BEGIN Extracted material
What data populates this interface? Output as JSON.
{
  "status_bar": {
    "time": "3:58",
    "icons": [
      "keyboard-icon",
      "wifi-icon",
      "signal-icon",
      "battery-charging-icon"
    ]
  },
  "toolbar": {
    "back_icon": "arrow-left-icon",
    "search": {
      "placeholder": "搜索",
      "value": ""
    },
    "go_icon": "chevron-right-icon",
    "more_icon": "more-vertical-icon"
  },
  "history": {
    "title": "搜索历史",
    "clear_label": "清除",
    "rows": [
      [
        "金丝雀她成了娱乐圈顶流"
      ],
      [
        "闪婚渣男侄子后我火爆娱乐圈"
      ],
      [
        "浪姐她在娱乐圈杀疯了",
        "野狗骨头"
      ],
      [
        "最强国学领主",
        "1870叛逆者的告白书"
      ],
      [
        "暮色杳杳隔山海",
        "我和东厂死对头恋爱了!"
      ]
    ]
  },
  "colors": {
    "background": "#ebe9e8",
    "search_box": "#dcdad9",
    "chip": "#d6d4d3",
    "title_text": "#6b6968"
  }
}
END Extracted material
BEGIN Extracted material
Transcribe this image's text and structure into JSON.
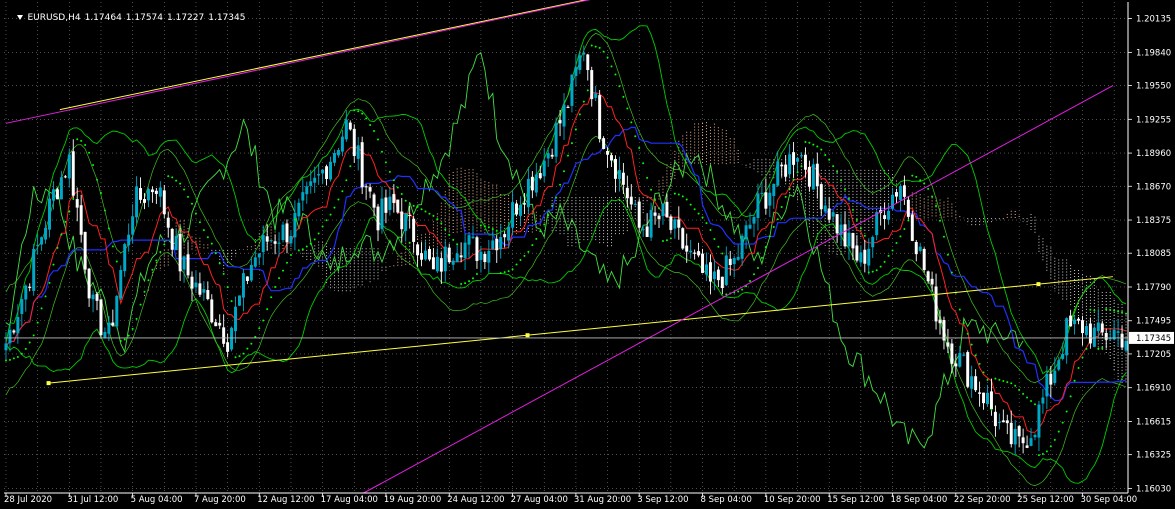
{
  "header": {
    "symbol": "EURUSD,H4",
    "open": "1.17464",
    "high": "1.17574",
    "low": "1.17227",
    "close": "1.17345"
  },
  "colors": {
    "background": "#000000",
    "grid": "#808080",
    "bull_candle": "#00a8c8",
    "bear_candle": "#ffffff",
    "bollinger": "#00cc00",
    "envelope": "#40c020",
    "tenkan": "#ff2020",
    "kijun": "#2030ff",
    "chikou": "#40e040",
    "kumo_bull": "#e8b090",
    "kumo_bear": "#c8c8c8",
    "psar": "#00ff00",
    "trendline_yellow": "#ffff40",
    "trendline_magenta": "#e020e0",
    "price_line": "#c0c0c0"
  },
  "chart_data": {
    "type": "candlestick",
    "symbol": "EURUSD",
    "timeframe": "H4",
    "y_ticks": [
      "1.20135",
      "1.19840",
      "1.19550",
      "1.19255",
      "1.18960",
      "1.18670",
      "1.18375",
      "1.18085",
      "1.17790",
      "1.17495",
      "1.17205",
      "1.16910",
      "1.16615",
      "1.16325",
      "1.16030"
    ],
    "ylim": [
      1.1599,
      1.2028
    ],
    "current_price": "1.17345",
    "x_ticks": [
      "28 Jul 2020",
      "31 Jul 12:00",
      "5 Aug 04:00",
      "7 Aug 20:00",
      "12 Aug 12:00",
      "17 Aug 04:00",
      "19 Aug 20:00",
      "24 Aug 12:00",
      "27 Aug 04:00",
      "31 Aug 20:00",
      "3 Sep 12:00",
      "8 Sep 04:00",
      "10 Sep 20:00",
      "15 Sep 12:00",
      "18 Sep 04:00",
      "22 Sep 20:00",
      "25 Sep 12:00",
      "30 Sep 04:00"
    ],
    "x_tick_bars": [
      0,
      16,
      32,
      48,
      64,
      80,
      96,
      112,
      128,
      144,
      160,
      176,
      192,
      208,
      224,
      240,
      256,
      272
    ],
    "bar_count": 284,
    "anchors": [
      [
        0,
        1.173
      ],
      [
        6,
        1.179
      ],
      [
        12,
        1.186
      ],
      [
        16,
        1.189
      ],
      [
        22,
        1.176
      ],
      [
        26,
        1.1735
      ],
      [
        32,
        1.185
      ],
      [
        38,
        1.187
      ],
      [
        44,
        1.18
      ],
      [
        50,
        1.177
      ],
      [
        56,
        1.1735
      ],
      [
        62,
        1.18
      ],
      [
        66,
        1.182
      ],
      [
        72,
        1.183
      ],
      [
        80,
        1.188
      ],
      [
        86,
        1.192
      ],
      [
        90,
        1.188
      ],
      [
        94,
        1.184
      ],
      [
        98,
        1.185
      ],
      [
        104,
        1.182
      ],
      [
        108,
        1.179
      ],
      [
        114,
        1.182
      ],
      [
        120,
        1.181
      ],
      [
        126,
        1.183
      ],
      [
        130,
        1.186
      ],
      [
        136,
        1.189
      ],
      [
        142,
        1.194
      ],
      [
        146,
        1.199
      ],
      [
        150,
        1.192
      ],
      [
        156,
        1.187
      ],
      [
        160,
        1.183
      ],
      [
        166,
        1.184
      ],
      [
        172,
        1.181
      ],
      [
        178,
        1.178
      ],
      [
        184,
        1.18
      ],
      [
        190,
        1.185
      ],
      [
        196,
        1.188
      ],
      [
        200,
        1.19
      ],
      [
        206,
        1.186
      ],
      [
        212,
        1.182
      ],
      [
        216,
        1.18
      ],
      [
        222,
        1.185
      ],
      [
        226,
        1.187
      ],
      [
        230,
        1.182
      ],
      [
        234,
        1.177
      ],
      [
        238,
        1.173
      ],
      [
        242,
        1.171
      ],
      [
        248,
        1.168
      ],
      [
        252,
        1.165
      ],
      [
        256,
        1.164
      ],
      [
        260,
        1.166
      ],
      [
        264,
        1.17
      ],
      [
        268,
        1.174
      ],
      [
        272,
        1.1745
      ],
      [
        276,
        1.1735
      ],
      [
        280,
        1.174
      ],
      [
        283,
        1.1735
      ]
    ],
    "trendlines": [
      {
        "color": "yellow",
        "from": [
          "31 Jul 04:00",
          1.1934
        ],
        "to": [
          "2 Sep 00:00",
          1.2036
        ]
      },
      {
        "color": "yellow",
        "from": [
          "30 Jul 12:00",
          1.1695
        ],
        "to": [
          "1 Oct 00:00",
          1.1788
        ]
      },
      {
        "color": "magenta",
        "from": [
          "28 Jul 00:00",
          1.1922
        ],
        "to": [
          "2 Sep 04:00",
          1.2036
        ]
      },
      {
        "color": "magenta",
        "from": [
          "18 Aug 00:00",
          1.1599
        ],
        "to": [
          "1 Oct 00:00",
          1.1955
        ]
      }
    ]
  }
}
END Extracted material
▶ Description of the task
From the listing above, collect each line in which the string "JSON" appears.

▶ Exercise result
What data populates this interface? Output as JSON.
Transcribe this image's text and structure into JSON.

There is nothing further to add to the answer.